**What the task requires**
Print each line of the listing once more, precisely as given.

**Data shown**
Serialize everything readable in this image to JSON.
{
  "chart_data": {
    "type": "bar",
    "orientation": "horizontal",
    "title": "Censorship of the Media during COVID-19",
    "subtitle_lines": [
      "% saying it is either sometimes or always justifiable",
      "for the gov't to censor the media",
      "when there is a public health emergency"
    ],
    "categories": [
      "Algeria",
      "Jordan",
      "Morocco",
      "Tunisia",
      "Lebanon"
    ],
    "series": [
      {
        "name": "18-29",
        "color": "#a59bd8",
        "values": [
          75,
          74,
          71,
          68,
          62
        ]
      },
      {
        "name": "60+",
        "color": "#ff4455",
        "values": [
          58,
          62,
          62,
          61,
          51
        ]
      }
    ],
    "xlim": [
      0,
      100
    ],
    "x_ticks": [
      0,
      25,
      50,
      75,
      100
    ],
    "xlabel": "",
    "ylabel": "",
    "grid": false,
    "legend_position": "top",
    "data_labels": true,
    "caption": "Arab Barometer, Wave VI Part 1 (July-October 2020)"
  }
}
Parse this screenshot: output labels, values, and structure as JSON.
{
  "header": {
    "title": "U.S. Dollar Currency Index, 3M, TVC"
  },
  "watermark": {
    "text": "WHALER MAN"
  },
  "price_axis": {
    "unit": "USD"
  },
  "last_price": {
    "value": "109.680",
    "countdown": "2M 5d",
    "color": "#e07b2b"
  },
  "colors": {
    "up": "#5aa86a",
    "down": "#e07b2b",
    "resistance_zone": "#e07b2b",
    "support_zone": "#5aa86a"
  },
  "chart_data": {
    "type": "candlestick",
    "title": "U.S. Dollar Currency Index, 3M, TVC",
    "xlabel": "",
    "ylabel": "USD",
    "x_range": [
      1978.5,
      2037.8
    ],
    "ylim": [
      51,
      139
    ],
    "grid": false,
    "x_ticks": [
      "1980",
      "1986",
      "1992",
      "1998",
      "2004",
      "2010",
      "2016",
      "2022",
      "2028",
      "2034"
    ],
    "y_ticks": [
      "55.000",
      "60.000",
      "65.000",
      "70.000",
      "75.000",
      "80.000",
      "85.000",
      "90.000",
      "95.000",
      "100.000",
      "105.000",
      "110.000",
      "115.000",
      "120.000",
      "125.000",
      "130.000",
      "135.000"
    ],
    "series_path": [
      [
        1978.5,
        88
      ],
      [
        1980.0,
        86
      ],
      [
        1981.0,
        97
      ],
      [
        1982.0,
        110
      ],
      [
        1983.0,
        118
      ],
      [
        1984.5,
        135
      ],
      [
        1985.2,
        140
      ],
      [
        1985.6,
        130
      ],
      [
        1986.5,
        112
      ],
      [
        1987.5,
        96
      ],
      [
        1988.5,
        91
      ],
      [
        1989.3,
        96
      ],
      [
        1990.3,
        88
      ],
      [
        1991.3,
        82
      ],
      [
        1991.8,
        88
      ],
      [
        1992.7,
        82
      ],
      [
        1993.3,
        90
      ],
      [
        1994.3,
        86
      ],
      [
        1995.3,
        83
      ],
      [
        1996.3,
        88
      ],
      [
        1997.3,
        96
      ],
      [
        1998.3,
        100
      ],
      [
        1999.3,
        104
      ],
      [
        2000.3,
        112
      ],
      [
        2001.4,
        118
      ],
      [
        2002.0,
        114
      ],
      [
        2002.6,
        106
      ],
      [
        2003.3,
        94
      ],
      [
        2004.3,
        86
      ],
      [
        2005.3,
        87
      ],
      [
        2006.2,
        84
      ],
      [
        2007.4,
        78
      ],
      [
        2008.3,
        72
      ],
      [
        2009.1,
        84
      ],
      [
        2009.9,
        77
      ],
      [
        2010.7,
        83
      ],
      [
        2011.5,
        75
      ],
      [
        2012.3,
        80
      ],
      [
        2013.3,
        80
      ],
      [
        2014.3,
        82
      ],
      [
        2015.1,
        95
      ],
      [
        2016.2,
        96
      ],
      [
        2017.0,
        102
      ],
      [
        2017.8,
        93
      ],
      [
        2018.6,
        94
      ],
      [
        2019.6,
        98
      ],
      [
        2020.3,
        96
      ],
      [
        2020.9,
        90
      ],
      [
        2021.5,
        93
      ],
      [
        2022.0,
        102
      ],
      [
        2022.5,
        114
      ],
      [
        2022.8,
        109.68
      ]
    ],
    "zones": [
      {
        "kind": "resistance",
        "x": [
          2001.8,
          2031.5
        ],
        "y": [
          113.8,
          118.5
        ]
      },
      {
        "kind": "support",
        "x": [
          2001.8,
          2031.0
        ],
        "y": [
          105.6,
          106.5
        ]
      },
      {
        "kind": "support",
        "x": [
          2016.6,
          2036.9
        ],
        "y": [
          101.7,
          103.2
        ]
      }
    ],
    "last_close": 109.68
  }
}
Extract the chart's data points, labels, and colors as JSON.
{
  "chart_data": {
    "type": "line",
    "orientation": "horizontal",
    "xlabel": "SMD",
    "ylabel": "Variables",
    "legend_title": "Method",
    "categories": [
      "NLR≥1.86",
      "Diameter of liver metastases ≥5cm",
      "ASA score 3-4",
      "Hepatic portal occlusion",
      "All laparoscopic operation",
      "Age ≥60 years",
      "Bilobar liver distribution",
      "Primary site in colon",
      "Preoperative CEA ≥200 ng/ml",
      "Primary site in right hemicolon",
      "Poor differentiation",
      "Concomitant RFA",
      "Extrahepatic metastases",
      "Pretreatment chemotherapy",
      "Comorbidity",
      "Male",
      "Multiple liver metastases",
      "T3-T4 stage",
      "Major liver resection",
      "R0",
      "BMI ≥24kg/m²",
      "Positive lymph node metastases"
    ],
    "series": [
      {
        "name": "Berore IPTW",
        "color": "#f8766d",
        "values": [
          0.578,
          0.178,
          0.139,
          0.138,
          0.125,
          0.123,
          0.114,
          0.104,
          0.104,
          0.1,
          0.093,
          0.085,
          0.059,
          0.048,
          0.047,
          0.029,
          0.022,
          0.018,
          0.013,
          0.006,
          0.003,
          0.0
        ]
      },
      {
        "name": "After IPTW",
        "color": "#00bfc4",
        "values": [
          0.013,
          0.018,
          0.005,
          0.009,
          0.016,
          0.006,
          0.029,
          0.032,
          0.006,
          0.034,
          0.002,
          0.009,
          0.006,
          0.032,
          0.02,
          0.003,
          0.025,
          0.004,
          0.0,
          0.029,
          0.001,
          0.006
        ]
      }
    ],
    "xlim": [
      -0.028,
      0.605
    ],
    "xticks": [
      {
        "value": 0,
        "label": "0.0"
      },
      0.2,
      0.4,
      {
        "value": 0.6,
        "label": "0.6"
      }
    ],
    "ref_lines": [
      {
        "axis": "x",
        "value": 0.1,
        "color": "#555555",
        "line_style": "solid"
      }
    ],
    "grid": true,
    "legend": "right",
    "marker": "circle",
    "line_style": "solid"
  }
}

**Final result**
Serialize everything readable in this image to JSON.
{
  "chart_data": {
    "type": "bar",
    "orientation": "horizontal",
    "title": "Censorship of the Media during COVID-19",
    "subtitle_lines": [
      "% saying it is either sometimes or always justifiable",
      "for the gov't to censor the media",
      "when there is a public health emergency"
    ],
    "categories": [
      "Algeria",
      "Jordan",
      "Morocco",
      "Tunisia",
      "Lebanon"
    ],
    "series": [
      {
        "name": "18-29",
        "color": "#a59bd8",
        "values": [
          75,
          74,
          71,
          68,
          62
        ]
      },
      {
        "name": "60+",
        "color": "#ff4455",
        "values": [
          58,
          62,
          62,
          61,
          51
        ]
      }
    ],
    "xlim": [
      0,
      100
    ],
    "x_ticks": [
      0,
      25,
      50,
      75,
      100
    ],
    "xlabel": "",
    "ylabel": "",
    "grid": false,
    "legend_position": "top",
    "data_labels": true,
    "caption": "Arab Barometer, Wave VI Part 1 (July-October 2020)"
  }
}
Parse this screenshot: output labels, values, and structure as JSON.
{
  "header": {
    "title": "U.S. Dollar Currency Index, 3M, TVC"
  },
  "watermark": {
    "text": "WHALER MAN"
  },
  "price_axis": {
    "unit": "USD"
  },
  "last_price": {
    "value": "109.680",
    "countdown": "2M 5d",
    "color": "#e07b2b"
  },
  "colors": {
    "up": "#5aa86a",
    "down": "#e07b2b",
    "resistance_zone": "#e07b2b",
    "support_zone": "#5aa86a"
  },
  "chart_data": {
    "type": "candlestick",
    "title": "U.S. Dollar Currency Index, 3M, TVC",
    "xlabel": "",
    "ylabel": "USD",
    "x_range": [
      1978.5,
      2037.8
    ],
    "ylim": [
      51,
      139
    ],
    "grid": false,
    "x_ticks": [
      "1980",
      "1986",
      "1992",
      "1998",
      "2004",
      "2010",
      "2016",
      "2022",
      "2028",
      "2034"
    ],
    "y_ticks": [
      "55.000",
      "60.000",
      "65.000",
      "70.000",
      "75.000",
      "80.000",
      "85.000",
      "90.000",
      "95.000",
      "100.000",
      "105.000",
      "110.000",
      "115.000",
      "120.000",
      "125.000",
      "130.000",
      "135.000"
    ],
    "series_path": [
      [
        1978.5,
        88
      ],
      [
        1980.0,
        86
      ],
      [
        1981.0,
        97
      ],
      [
        1982.0,
        110
      ],
      [
        1983.0,
        118
      ],
      [
        1984.5,
        135
      ],
      [
        1985.2,
        140
      ],
      [
        1985.6,
        130
      ],
      [
        1986.5,
        112
      ],
      [
        1987.5,
        96
      ],
      [
        1988.5,
        91
      ],
      [
        1989.3,
        96
      ],
      [
        1990.3,
        88
      ],
      [
        1991.3,
        82
      ],
      [
        1991.8,
        88
      ],
      [
        1992.7,
        82
      ],
      [
        1993.3,
        90
      ],
      [
        1994.3,
        86
      ],
      [
        1995.3,
        83
      ],
      [
        1996.3,
        88
      ],
      [
        1997.3,
        96
      ],
      [
        1998.3,
        100
      ],
      [
        1999.3,
        104
      ],
      [
        2000.3,
        112
      ],
      [
        2001.4,
        118
      ],
      [
        2002.0,
        114
      ],
      [
        2002.6,
        106
      ],
      [
        2003.3,
        94
      ],
      [
        2004.3,
        86
      ],
      [
        2005.3,
        87
      ],
      [
        2006.2,
        84
      ],
      [
        2007.4,
        78
      ],
      [
        2008.3,
        72
      ],
      [
        2009.1,
        84
      ],
      [
        2009.9,
        77
      ],
      [
        2010.7,
        83
      ],
      [
        2011.5,
        75
      ],
      [
        2012.3,
        80
      ],
      [
        2013.3,
        80
      ],
      [
        2014.3,
        82
      ],
      [
        2015.1,
        95
      ],
      [
        2016.2,
        96
      ],
      [
        2017.0,
        102
      ],
      [
        2017.8,
        93
      ],
      [
        2018.6,
        94
      ],
      [
        2019.6,
        98
      ],
      [
        2020.3,
        96
      ],
      [
        2020.9,
        90
      ],
      [
        2021.5,
        93
      ],
      [
        2022.0,
        102
      ],
      [
        2022.5,
        114
      ],
      [
        2022.8,
        109.68
      ]
    ],
    "zones": [
      {
        "kind": "resistance",
        "x": [
          2001.8,
          2031.5
        ],
        "y": [
          113.8,
          118.5
        ]
      },
      {
        "kind": "support",
        "x": [
          2001.8,
          2031.0
        ],
        "y": [
          105.6,
          106.5
        ]
      },
      {
        "kind": "support",
        "x": [
          2016.6,
          2036.9
        ],
        "y": [
          101.7,
          103.2
        ]
      }
    ],
    "last_close": 109.68
  }
}
Extract the chart's data points, labels, and colors as JSON.
{
  "chart_data": {
    "type": "line",
    "orientation": "horizontal",
    "xlabel": "SMD",
    "ylabel": "Variables",
    "legend_title": "Method",
    "categories": [
      "NLR≥1.86",
      "Diameter of liver metastases ≥5cm",
      "ASA score 3-4",
      "Hepatic portal occlusion",
      "All laparoscopic operation",
      "Age ≥60 years",
      "Bilobar liver distribution",
      "Primary site in colon",
      "Preoperative CEA ≥200 ng/ml",
      "Primary site in right hemicolon",
      "Poor differentiation",
      "Concomitant RFA",
      "Extrahepatic metastases",
      "Pretreatment chemotherapy",
      "Comorbidity",
      "Male",
      "Multiple liver metastases",
      "T3-T4 stage",
      "Major liver resection",
      "R0",
      "BMI ≥24kg/m²",
      "Positive lymph node metastases"
    ],
    "series": [
      {
        "name": "Berore IPTW",
        "color": "#f8766d",
        "values": [
          0.578,
          0.178,
          0.139,
          0.138,
          0.125,
          0.123,
          0.114,
          0.104,
          0.104,
          0.1,
          0.093,
          0.085,
          0.059,
          0.048,
          0.047,
          0.029,
          0.022,
          0.018,
          0.013,
          0.006,
          0.003,
          0.0
        ]
      },
      {
        "name": "After IPTW",
        "color": "#00bfc4",
        "values": [
          0.013,
          0.018,
          0.005,
          0.009,
          0.016,
          0.006,
          0.029,
          0.032,
          0.006,
          0.034,
          0.002,
          0.009,
          0.006,
          0.032,
          0.02,
          0.003,
          0.025,
          0.004,
          0.0,
          0.029,
          0.001,
          0.006
        ]
      }
    ],
    "xlim": [
      -0.028,
      0.605
    ],
    "xticks": [
      {
        "value": 0,
        "label": "0.0"
      },
      0.2,
      0.4,
      {
        "value": 0.6,
        "label": "0.6"
      }
    ],
    "ref_lines": [
      {
        "axis": "x",
        "value": 0.1,
        "color": "#555555",
        "line_style": "solid"
      }
    ],
    "grid": true,
    "legend": "right",
    "marker": "circle",
    "line_style": "solid"
  }
}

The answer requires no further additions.